__AIM OF THE EXERCISE__: Take every line where the string "name" appears and copy it.
------ SOURCE RECORDS
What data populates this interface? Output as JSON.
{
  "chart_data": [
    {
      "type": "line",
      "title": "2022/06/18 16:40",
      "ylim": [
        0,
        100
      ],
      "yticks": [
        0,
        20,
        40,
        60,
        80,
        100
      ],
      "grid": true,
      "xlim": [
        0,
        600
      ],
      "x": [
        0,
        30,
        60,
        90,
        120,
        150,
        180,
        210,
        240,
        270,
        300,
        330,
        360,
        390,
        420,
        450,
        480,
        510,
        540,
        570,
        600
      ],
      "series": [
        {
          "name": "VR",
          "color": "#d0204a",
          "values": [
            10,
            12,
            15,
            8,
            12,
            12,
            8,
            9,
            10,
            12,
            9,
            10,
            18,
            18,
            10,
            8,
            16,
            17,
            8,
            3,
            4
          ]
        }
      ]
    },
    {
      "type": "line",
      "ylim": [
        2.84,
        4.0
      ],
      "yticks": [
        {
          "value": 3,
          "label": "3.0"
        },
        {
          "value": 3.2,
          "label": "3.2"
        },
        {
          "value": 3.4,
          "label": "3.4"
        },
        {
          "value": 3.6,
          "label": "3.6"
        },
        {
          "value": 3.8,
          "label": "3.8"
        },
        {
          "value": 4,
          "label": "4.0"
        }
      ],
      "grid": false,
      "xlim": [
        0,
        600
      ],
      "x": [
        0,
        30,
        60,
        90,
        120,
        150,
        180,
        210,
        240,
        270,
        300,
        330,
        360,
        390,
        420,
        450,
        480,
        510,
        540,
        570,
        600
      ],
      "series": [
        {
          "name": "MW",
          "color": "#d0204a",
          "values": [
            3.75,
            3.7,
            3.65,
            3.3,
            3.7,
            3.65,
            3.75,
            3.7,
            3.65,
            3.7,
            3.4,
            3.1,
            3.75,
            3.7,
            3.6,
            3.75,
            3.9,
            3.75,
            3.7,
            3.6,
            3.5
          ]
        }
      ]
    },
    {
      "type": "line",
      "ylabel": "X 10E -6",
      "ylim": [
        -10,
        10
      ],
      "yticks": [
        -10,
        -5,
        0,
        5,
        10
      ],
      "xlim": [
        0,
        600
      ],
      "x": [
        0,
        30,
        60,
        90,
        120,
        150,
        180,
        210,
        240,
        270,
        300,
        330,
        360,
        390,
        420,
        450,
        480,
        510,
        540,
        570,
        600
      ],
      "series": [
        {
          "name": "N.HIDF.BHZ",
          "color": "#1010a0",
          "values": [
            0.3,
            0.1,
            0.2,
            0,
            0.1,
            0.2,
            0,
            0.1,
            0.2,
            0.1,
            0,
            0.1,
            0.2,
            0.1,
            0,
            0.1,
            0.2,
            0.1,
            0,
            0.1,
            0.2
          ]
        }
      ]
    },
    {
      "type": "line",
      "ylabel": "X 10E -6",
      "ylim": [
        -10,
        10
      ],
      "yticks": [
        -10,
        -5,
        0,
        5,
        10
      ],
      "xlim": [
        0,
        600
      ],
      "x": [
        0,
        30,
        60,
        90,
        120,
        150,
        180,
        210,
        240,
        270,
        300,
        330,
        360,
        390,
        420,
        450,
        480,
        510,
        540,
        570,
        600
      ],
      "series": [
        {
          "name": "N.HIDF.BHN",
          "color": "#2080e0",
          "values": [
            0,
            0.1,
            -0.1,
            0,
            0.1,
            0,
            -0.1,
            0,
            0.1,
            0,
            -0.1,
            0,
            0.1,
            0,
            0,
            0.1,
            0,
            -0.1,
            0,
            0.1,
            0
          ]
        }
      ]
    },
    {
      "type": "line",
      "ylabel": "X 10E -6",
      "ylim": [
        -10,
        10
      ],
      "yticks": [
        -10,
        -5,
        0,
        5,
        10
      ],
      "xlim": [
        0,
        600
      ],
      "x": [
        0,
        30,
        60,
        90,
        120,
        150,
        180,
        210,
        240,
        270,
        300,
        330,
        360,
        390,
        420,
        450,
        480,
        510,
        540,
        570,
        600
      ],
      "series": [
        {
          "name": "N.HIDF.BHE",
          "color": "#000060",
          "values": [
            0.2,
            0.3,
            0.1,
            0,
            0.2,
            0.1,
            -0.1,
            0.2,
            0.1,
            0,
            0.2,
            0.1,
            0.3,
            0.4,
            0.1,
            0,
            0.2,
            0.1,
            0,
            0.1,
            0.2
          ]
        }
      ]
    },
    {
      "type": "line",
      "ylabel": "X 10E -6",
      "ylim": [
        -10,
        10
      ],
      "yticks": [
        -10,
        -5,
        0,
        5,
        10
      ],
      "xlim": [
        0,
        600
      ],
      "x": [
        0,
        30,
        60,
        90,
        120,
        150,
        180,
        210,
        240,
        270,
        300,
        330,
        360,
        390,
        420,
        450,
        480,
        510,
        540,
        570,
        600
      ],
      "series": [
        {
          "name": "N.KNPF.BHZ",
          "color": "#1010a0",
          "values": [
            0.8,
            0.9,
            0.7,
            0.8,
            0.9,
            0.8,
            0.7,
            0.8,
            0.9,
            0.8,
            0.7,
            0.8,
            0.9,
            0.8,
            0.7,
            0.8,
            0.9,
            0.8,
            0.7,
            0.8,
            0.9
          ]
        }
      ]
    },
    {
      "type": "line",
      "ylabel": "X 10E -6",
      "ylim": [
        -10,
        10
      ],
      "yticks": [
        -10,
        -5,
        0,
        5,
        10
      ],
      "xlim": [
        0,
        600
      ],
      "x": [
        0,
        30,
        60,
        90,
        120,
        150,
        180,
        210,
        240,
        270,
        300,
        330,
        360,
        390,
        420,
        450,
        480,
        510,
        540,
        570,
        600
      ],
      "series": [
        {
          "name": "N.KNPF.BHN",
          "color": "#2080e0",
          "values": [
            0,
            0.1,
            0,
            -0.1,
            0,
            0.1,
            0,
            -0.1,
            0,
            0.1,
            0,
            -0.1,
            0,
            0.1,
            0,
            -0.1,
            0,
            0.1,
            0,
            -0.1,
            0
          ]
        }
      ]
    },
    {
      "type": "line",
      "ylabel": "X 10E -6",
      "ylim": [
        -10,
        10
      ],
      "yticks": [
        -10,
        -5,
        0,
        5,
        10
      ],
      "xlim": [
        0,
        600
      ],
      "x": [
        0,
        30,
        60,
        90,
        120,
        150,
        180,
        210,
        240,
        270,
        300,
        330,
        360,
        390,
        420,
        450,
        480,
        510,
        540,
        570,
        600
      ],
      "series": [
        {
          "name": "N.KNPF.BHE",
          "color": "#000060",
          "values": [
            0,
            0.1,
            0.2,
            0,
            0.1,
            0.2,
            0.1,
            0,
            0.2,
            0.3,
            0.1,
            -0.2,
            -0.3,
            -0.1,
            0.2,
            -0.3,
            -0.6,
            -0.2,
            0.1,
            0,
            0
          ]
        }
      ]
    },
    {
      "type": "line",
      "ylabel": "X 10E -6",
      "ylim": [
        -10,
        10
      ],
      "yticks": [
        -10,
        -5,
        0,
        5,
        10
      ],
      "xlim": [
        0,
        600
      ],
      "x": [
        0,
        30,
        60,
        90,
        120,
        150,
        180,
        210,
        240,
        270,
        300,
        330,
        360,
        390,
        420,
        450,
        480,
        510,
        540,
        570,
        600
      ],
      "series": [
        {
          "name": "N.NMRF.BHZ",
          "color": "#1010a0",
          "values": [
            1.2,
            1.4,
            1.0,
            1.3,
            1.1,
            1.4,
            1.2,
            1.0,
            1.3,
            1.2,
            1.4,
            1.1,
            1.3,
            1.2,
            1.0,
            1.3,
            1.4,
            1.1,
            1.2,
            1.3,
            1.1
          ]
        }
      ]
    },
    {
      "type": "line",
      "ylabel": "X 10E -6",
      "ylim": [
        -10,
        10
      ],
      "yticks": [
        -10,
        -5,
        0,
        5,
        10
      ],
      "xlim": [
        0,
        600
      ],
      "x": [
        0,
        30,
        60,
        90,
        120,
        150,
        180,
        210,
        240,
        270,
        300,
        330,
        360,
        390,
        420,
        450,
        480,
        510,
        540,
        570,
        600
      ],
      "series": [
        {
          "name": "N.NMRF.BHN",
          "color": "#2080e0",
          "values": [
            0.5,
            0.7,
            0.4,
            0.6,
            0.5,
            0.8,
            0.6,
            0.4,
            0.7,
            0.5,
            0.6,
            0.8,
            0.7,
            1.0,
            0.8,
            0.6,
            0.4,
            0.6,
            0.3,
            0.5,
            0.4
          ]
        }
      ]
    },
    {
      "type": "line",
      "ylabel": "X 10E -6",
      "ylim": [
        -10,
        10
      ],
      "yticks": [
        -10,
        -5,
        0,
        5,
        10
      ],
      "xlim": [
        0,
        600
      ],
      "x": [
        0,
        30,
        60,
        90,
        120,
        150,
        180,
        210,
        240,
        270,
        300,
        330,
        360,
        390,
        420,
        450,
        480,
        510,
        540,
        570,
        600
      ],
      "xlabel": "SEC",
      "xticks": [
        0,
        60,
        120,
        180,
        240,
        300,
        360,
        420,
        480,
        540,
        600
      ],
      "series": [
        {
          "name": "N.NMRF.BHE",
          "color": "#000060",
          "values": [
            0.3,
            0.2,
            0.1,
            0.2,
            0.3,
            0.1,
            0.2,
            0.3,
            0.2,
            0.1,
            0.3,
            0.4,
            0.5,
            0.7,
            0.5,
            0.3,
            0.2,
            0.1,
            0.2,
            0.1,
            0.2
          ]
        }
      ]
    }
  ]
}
------------
__ANSWER__:
          "name": "VR",
          "name": "MW",
          "name": "N.HIDF.BHZ",
          "name": "N.HIDF.BHN",
          "name": "N.HIDF.BHE",
          "name": "N.KNPF.BHZ",
          "name": "N.KNPF.BHN",
          "name": "N.KNPF.BHE",
          "name": "N.NMRF.BHZ",
          "name": "N.NMRF.BHN",
          "name": "N.NMRF.BHE",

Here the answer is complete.